WRITTEN REQUEST: In the records that follow, locate every line with "amelyet" and extract it.
-------- RECORDS SHOWN
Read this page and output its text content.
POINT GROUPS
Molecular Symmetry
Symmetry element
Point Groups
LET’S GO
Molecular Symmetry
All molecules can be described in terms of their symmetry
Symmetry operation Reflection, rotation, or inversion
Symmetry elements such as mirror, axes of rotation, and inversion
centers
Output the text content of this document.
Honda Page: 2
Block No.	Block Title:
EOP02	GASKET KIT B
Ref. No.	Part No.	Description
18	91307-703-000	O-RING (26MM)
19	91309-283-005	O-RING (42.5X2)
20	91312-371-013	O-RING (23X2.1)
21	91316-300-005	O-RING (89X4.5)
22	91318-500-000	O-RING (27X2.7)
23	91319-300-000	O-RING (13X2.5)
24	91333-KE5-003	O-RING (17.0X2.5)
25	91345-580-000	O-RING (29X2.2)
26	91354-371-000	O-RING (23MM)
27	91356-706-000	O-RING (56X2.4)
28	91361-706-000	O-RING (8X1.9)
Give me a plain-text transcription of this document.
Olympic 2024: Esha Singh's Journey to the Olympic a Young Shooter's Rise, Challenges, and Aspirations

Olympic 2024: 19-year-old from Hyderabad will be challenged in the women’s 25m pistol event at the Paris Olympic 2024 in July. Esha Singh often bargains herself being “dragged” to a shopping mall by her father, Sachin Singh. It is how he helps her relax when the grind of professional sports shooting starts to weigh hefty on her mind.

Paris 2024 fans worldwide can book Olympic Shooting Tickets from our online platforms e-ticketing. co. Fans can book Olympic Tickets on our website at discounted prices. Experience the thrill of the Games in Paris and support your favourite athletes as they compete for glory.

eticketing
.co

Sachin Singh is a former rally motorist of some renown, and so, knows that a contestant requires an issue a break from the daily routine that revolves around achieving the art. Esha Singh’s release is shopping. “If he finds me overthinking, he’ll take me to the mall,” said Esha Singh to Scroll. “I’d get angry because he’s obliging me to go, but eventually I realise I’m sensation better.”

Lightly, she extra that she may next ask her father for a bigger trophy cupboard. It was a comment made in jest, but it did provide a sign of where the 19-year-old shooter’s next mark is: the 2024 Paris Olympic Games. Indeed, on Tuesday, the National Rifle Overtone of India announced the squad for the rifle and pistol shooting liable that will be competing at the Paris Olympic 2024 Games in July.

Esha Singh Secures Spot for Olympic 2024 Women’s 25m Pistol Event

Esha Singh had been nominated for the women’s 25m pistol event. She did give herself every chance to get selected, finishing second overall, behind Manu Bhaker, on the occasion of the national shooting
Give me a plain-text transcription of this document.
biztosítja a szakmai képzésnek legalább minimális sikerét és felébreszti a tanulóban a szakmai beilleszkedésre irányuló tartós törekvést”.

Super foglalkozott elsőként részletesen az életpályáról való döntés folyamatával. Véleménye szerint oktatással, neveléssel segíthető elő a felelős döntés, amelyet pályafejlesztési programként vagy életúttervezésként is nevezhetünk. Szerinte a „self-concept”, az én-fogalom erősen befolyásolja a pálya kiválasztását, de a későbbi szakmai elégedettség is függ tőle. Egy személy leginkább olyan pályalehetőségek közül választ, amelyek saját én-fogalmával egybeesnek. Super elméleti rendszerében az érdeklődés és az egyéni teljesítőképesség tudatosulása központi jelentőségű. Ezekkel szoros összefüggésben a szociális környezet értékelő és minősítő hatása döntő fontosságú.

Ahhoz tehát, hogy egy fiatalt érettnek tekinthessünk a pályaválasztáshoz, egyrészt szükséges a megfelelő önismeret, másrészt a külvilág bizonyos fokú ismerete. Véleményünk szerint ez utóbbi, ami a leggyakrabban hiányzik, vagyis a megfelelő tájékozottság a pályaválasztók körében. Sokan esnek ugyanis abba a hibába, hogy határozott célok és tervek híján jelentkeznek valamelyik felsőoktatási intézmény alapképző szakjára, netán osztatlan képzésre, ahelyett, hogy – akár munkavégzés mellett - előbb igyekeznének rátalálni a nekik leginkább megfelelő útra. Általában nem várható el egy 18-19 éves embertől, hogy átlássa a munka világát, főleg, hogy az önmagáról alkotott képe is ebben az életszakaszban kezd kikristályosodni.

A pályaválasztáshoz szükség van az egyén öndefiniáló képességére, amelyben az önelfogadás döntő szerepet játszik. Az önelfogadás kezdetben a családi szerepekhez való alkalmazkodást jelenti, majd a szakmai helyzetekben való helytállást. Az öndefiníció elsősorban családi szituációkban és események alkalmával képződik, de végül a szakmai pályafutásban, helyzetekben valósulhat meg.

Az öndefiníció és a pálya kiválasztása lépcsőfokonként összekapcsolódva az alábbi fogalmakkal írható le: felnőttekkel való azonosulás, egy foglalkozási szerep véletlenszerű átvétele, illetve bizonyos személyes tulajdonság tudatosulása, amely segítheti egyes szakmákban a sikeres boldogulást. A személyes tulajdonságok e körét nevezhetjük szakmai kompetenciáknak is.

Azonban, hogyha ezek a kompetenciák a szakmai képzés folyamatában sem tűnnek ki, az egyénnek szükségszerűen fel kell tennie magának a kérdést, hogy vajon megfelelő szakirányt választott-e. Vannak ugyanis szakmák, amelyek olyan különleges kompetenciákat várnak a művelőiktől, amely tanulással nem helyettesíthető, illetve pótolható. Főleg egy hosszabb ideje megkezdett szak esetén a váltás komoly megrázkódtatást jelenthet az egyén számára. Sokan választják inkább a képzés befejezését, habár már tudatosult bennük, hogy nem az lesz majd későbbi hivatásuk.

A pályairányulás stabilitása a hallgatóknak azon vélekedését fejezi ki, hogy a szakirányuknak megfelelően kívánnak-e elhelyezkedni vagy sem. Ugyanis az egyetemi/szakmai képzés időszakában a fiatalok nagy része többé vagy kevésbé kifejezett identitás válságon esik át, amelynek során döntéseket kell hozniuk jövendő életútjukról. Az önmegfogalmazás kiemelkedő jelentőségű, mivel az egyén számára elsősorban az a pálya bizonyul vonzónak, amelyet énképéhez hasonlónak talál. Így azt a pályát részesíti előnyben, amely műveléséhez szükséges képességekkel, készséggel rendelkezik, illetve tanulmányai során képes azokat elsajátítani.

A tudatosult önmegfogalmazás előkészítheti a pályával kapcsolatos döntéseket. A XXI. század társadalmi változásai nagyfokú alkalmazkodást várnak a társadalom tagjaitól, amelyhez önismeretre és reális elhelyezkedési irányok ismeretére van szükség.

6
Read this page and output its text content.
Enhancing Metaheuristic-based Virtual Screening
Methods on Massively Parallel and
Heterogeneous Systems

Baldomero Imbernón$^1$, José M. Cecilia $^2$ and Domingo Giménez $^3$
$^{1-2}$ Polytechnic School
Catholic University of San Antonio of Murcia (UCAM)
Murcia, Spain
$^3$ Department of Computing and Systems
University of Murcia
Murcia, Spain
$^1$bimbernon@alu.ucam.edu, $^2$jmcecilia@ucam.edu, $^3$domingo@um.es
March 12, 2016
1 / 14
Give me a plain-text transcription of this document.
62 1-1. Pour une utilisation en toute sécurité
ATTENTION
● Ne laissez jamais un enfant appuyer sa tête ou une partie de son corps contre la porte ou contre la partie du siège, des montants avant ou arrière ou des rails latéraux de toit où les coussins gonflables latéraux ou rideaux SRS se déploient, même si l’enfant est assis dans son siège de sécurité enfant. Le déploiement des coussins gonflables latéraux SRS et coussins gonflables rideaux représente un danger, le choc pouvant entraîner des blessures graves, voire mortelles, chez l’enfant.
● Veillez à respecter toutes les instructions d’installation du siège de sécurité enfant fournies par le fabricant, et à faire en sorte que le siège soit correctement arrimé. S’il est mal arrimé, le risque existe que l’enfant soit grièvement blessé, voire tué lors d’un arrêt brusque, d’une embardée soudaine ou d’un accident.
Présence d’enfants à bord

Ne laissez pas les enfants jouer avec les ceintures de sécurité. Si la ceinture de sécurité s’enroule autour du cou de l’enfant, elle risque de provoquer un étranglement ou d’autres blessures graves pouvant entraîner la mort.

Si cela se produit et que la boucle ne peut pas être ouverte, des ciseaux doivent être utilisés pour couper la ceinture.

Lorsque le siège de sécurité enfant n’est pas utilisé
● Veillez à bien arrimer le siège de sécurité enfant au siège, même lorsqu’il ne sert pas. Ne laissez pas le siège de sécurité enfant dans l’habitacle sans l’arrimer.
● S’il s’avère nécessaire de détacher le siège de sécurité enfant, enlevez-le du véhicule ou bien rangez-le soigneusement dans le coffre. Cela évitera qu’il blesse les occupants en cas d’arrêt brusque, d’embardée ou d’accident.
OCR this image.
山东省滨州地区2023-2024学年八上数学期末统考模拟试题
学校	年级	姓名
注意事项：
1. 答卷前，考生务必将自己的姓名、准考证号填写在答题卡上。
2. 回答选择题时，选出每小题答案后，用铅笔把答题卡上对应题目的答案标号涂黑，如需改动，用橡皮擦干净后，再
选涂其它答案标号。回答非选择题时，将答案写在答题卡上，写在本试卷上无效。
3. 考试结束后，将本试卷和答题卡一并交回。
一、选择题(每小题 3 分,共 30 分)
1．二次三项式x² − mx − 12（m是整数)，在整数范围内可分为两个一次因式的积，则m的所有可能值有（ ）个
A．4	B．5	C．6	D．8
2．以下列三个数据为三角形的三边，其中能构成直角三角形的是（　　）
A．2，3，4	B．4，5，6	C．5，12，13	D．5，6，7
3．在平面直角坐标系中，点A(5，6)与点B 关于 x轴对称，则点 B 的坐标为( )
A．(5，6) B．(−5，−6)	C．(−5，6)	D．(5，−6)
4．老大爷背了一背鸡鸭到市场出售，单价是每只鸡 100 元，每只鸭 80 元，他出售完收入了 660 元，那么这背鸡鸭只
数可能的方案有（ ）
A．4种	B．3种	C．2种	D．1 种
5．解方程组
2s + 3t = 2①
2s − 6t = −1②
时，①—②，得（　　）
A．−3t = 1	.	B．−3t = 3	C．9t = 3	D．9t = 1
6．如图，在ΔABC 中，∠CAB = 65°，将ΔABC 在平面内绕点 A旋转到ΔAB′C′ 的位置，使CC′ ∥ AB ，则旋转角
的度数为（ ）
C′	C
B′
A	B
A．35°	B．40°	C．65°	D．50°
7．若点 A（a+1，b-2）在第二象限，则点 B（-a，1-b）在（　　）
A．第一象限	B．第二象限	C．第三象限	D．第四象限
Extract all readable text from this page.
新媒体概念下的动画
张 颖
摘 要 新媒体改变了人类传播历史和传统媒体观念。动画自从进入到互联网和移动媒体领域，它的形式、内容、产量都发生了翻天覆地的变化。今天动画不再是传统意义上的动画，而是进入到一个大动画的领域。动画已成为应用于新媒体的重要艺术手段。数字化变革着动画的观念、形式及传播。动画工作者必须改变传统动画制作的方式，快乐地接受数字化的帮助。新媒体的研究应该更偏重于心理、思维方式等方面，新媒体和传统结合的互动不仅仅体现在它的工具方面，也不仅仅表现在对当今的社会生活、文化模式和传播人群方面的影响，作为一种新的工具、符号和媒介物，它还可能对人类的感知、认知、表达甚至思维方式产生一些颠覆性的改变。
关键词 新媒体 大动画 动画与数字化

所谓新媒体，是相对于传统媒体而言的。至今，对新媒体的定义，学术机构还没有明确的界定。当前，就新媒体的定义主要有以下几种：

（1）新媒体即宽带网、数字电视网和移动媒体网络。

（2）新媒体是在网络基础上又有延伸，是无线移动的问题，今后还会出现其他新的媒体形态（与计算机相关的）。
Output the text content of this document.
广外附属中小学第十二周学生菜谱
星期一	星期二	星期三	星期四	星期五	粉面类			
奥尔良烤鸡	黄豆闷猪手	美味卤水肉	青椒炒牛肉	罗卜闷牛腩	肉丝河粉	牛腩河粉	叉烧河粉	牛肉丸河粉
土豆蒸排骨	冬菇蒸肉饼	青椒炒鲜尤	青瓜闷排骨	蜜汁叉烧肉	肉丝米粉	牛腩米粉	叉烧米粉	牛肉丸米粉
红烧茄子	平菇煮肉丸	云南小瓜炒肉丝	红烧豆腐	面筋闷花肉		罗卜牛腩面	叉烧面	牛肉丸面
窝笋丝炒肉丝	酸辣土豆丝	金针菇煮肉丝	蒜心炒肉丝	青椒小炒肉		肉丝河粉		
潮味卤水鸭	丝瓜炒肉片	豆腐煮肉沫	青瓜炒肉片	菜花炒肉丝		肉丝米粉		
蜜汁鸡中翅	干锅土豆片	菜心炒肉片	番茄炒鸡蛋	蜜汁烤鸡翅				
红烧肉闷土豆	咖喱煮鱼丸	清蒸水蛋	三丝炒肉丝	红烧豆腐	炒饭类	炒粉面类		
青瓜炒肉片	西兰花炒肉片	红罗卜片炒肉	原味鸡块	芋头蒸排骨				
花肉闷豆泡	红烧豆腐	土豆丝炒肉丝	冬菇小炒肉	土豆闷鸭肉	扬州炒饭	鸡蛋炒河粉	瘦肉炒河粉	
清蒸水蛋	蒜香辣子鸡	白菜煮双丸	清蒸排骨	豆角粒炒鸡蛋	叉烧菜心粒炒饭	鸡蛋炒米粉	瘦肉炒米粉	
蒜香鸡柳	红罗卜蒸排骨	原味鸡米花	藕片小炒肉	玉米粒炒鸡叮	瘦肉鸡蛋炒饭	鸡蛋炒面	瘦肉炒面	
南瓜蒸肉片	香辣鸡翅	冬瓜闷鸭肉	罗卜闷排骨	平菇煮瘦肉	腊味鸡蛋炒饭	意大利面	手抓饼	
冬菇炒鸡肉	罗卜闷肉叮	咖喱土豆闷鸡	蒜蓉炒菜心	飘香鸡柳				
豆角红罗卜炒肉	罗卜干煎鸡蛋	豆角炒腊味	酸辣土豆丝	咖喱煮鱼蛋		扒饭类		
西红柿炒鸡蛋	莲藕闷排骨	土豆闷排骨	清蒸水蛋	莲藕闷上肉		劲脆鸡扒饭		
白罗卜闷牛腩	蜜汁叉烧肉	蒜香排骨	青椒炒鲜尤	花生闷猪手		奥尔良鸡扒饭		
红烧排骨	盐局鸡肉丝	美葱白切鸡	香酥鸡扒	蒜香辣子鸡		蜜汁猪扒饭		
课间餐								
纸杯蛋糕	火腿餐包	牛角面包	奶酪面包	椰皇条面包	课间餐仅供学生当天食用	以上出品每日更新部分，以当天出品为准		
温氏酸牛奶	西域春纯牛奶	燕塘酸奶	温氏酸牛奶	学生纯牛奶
----------------
RESULT OF THE EXERCISE:
Super foglalkozott elsőként részletesen az életpályáról való döntés folyamatával. Véleménye szerint oktatással, neveléssel segíthető elő a felelős döntés, amelyet pályafejlesztési programként vagy életúttervezésként is nevezhetünk. Szerinte a „self-concept”, az én-fogalom erősen befolyásolja a pálya kiválasztását, de a későbbi szakmai elégedettség is függ tőle. Egy személy leginkább olyan pályalehetőségek közül választ, amelyek saját én-fogalmával egybeesnek. Super elméleti rendszerében az érdeklődés és az egyéni teljesítőképesség tudatosulása központi jelentőségű. Ezekkel szoros összefüggésben a szociális környezet értékelő és minősítő hatása döntő fontosságú.
A pályairányulás stabilitása a hallgatóknak azon vélekedését fejezi ki, hogy a szakirányuknak megfelelően kívánnak-e elhelyezkedni vagy sem. Ugyanis az egyetemi/szakmai képzés időszakában a fiatalok nagy része többé vagy kevésbé kifejezett identitás válságon esik át, amelynek során döntéseket kell hozniuk jövendő életútjukról. Az önmegfogalmazás kiemelkedő jelentőségű, mivel az egyén számára elsősorban az a pálya bizonyul vonzónak, amelyet énképéhez hasonlónak talál. Így azt a pályát részesíti előnyben, amely műveléséhez szükséges képességekkel, készséggel rendelkezik, illetve tanulmányai során képes azokat elsajátítani.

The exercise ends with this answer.